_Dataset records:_
--------------------------------

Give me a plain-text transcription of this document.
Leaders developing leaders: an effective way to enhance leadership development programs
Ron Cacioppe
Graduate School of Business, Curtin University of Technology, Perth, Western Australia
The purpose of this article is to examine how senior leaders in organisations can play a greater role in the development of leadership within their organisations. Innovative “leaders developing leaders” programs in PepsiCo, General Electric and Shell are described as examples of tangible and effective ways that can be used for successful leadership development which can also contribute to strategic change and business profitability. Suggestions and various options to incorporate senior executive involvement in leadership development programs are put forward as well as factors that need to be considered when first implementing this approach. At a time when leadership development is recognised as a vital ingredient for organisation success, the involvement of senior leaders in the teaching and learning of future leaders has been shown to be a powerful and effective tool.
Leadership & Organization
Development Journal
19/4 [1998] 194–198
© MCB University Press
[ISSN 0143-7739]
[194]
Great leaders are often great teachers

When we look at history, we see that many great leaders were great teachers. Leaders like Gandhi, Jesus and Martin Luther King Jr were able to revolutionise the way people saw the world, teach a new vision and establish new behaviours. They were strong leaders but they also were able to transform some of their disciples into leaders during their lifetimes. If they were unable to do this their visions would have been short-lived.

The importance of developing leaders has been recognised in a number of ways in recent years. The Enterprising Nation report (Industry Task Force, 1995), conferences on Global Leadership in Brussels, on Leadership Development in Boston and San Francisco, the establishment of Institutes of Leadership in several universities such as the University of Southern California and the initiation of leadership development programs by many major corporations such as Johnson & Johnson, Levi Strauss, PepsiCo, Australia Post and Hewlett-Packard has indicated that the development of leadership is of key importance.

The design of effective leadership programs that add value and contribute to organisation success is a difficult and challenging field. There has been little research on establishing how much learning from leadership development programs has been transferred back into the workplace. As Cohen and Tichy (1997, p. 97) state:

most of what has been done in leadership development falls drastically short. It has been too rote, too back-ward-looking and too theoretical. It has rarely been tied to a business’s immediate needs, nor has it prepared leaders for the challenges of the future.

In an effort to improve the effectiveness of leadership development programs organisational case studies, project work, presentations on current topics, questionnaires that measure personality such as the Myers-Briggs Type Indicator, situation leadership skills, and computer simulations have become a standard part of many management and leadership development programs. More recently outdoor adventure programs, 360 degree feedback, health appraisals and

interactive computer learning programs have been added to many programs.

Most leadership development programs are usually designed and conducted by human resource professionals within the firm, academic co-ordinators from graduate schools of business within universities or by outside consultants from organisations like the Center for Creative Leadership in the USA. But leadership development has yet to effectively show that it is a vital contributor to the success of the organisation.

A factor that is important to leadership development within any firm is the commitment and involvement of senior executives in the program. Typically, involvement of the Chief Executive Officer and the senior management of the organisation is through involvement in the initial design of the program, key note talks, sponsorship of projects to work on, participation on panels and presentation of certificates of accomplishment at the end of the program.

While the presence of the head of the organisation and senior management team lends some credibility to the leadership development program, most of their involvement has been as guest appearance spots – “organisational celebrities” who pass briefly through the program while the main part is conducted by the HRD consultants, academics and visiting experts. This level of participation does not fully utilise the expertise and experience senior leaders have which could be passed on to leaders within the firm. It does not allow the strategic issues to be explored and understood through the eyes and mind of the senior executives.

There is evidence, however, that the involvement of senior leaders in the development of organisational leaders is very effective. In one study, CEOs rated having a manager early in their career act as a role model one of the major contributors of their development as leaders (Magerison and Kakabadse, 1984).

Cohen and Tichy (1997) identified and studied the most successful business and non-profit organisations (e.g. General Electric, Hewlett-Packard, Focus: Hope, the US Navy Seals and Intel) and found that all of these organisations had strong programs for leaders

--------------------------------

_Exercise requirements:_ Say how many lines above hold the word "Tichy", giving only the count.

_Correct response:_ 2